• _WORK TO COMPLETE_:
Every record should be copied exactly, except that pictures are to be omitted.

• _SOURCE RECORDS_:
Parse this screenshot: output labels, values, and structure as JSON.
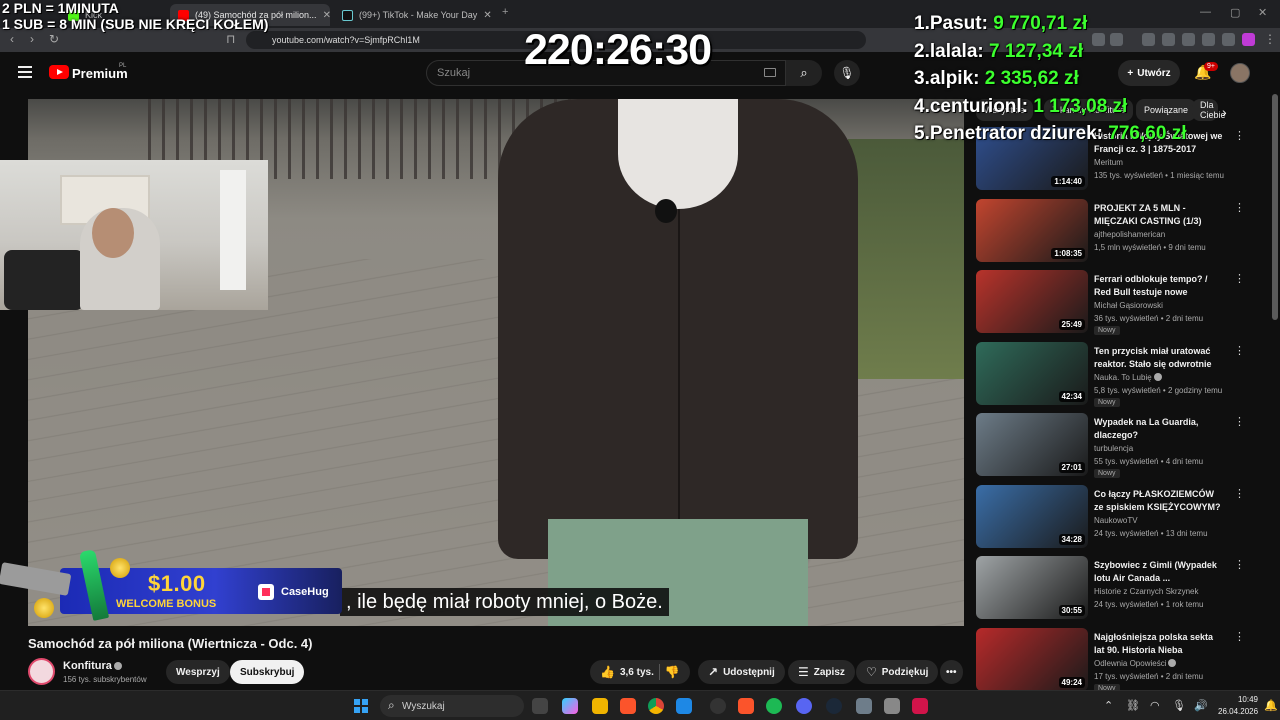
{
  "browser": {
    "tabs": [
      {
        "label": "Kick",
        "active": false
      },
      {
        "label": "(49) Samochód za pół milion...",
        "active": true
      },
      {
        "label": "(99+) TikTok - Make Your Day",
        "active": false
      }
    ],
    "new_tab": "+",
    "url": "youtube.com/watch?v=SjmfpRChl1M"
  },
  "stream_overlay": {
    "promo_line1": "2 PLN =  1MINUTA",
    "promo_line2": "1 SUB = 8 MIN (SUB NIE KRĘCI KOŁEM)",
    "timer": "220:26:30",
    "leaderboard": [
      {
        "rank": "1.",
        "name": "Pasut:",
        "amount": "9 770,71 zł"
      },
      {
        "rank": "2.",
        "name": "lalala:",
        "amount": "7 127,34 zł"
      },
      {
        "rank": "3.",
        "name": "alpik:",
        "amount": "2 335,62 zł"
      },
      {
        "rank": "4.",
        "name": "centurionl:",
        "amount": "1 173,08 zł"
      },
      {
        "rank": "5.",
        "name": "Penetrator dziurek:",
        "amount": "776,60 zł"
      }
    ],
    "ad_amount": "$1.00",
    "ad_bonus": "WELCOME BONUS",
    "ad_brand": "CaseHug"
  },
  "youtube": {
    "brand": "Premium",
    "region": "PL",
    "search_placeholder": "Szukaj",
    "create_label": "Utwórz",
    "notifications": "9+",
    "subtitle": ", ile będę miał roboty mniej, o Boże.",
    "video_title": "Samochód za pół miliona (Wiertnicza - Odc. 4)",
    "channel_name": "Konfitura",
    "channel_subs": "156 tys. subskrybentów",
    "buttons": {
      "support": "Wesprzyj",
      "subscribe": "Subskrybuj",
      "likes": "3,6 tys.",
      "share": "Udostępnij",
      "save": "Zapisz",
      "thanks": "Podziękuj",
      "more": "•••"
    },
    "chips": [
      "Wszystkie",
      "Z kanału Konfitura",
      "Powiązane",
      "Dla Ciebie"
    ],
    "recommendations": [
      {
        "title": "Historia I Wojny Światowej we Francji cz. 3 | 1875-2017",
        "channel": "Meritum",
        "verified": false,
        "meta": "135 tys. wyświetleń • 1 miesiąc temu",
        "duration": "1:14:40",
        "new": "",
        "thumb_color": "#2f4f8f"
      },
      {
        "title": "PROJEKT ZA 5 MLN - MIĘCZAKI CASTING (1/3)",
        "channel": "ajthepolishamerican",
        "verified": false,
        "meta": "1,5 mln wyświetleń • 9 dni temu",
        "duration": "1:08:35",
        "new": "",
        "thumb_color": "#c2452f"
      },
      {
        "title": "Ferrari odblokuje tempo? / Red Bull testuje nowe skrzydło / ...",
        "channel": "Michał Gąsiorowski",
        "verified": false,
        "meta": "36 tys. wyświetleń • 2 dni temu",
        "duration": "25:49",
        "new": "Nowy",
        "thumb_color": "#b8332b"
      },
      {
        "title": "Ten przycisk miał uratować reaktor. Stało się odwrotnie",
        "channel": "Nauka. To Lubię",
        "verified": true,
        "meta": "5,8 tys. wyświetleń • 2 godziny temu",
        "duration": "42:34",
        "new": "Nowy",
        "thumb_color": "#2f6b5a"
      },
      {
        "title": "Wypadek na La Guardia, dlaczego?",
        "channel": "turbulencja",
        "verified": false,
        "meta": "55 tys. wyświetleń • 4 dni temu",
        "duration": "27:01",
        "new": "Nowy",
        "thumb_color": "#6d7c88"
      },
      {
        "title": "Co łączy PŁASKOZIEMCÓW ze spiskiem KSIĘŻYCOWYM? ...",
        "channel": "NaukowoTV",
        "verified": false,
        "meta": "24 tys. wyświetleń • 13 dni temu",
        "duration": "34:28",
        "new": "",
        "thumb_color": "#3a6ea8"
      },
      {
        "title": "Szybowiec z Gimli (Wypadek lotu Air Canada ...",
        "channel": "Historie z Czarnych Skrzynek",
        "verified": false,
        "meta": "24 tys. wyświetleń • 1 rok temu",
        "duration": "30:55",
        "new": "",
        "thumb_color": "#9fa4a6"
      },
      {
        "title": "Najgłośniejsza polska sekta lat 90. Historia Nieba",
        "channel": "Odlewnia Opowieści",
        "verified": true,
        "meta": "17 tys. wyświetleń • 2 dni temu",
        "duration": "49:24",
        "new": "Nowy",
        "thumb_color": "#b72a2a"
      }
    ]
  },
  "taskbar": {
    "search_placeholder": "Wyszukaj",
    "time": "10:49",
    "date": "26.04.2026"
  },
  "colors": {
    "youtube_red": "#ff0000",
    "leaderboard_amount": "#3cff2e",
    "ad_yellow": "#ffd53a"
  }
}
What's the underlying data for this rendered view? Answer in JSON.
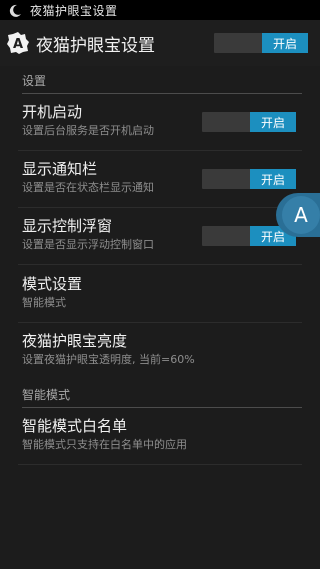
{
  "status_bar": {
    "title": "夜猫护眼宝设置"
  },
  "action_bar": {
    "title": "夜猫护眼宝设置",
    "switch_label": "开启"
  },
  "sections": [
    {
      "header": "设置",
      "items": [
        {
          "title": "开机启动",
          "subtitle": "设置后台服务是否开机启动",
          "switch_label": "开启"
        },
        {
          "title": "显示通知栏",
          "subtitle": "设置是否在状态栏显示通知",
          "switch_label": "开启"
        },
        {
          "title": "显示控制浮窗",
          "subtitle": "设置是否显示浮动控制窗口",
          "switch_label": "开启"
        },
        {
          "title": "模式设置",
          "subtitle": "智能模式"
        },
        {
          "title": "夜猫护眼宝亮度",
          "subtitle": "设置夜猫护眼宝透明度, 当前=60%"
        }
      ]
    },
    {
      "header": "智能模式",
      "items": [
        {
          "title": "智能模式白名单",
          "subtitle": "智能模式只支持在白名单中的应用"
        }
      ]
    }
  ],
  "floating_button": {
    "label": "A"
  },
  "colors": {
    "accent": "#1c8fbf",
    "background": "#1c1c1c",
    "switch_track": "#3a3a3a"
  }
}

• _OUTPUT FOR THIS TASK_:
Parse this screenshot: output labels, values, and structure as JSON.
{
  "browser": {
    "tabs": [
      {
        "label": "Kick",
        "active": false
      },
      {
        "label": "(49) Samochód za pół milion...",
        "active": true
      },
      {
        "label": "(99+) TikTok - Make Your Day",
        "active": false
      }
    ],
    "new_tab": "+",
    "url": "youtube.com/watch?v=SjmfpRChl1M"
  },
  "stream_overlay": {
    "promo_line1": "2 PLN =  1MINUTA",
    "promo_line2": "1 SUB = 8 MIN (SUB NIE KRĘCI KOŁEM)",
    "timer": "220:26:30",
    "leaderboard": [
      {
        "rank": "1.",
        "name": "Pasut:",
        "amount": "9 770,71 zł"
      },
      {
        "rank": "2.",
        "name": "lalala:",
        "amount": "7 127,34 zł"
      },
      {
        "rank": "3.",
        "name": "alpik:",
        "amount": "2 335,62 zł"
      },
      {
        "rank": "4.",
        "name": "centurionl:",
        "amount": "1 173,08 zł"
      },
      {
        "rank": "5.",
        "name": "Penetrator dziurek:",
        "amount": "776,60 zł"
      }
    ],
    "ad_amount": "$1.00",
    "ad_bonus": "WELCOME BONUS",
    "ad_brand": "CaseHug"
  },
  "youtube": {
    "brand": "Premium",
    "region": "PL",
    "search_placeholder": "Szukaj",
    "create_label": "Utwórz",
    "notifications": "9+",
    "subtitle": ", ile będę miał roboty mniej, o Boże.",
    "video_title": "Samochód za pół miliona (Wiertnicza - Odc. 4)",
    "channel_name": "Konfitura",
    "channel_subs": "156 tys. subskrybentów",
    "buttons": {
      "support": "Wesprzyj",
      "subscribe": "Subskrybuj",
      "likes": "3,6 tys.",
      "share": "Udostępnij",
      "save": "Zapisz",
      "thanks": "Podziękuj",
      "more": "•••"
    },
    "chips": [
      "Wszystkie",
      "Z kanału Konfitura",
      "Powiązane",
      "Dla Ciebie"
    ],
    "recommendations": [
      {
        "title": "Historia I Wojny Światowej we Francji cz. 3 | 1875-2017",
        "channel": "Meritum",
        "verified": false,
        "meta": "135 tys. wyświetleń • 1 miesiąc temu",
        "duration": "1:14:40",
        "new": "",
        "thumb_color": "#2f4f8f"
      },
      {
        "title": "PROJEKT ZA 5 MLN - MIĘCZAKI CASTING (1/3)",
        "channel": "ajthepolishamerican",
        "verified": false,
        "meta": "1,5 mln wyświetleń • 9 dni temu",
        "duration": "1:08:35",
        "new": "",
        "thumb_color": "#c2452f"
      },
      {
        "title": "Ferrari odblokuje tempo? / Red Bull testuje nowe skrzydło / ...",
        "channel": "Michał Gąsiorowski",
        "verified": false,
        "meta": "36 tys. wyświetleń • 2 dni temu",
        "duration": "25:49",
        "new": "Nowy",
        "thumb_color": "#b8332b"
      },
      {
        "title": "Ten przycisk miał uratować reaktor. Stało się odwrotnie",
        "channel": "Nauka. To Lubię",
        "verified": true,
        "meta": "5,8 tys. wyświetleń • 2 godziny temu",
        "duration": "42:34",
        "new": "Nowy",
        "thumb_color": "#2f6b5a"
      },
      {
        "title": "Wypadek na La Guardia, dlaczego?",
        "channel": "turbulencja",
        "verified": false,
        "meta": "55 tys. wyświetleń • 4 dni temu",
        "duration": "27:01",
        "new": "Nowy",
        "thumb_color": "#6d7c88"
      },
      {
        "title": "Co łączy PŁASKOZIEMCÓW ze spiskiem KSIĘŻYCOWYM? ...",
        "channel": "NaukowoTV",
        "verified": false,
        "meta": "24 tys. wyświetleń • 13 dni temu",
        "duration": "34:28",
        "new": "",
        "thumb_color": "#3a6ea8"
      },
      {
        "title": "Szybowiec z Gimli (Wypadek lotu Air Canada ...",
        "channel": "Historie z Czarnych Skrzynek",
        "verified": false,
        "meta": "24 tys. wyświetleń • 1 rok temu",
        "duration": "30:55",
        "new": "",
        "thumb_color": "#9fa4a6"
      },
      {
        "title": "Najgłośniejsza polska sekta lat 90. Historia Nieba",
        "channel": "Odlewnia Opowieści",
        "verified": true,
        "meta": "17 tys. wyświetleń • 2 dni temu",
        "duration": "49:24",
        "new": "Nowy",
        "thumb_color": "#b72a2a"
      }
    ]
  },
  "taskbar": {
    "search_placeholder": "Wyszukaj",
    "time": "10:49",
    "date": "26.04.2026"
  },
  "colors": {
    "youtube_red": "#ff0000",
    "leaderboard_amount": "#3cff2e",
    "ad_yellow": "#ffd53a"
  }
}
What's the underlying data for this rendered view? Answer in JSON.
{
  "status_bar": {
    "title": "夜猫护眼宝设置"
  },
  "action_bar": {
    "title": "夜猫护眼宝设置",
    "switch_label": "开启"
  },
  "sections": [
    {
      "header": "设置",
      "items": [
        {
          "title": "开机启动",
          "subtitle": "设置后台服务是否开机启动",
          "switch_label": "开启"
        },
        {
          "title": "显示通知栏",
          "subtitle": "设置是否在状态栏显示通知",
          "switch_label": "开启"
        },
        {
          "title": "显示控制浮窗",
          "subtitle": "设置是否显示浮动控制窗口",
          "switch_label": "开启"
        },
        {
          "title": "模式设置",
          "subtitle": "智能模式"
        },
        {
          "title": "夜猫护眼宝亮度",
          "subtitle": "设置夜猫护眼宝透明度, 当前=60%"
        }
      ]
    },
    {
      "header": "智能模式",
      "items": [
        {
          "title": "智能模式白名单",
          "subtitle": "智能模式只支持在白名单中的应用"
        }
      ]
    }
  ],
  "floating_button": {
    "label": "A"
  },
  "colors": {
    "accent": "#1c8fbf",
    "background": "#1c1c1c",
    "switch_track": "#3a3a3a"
  }
}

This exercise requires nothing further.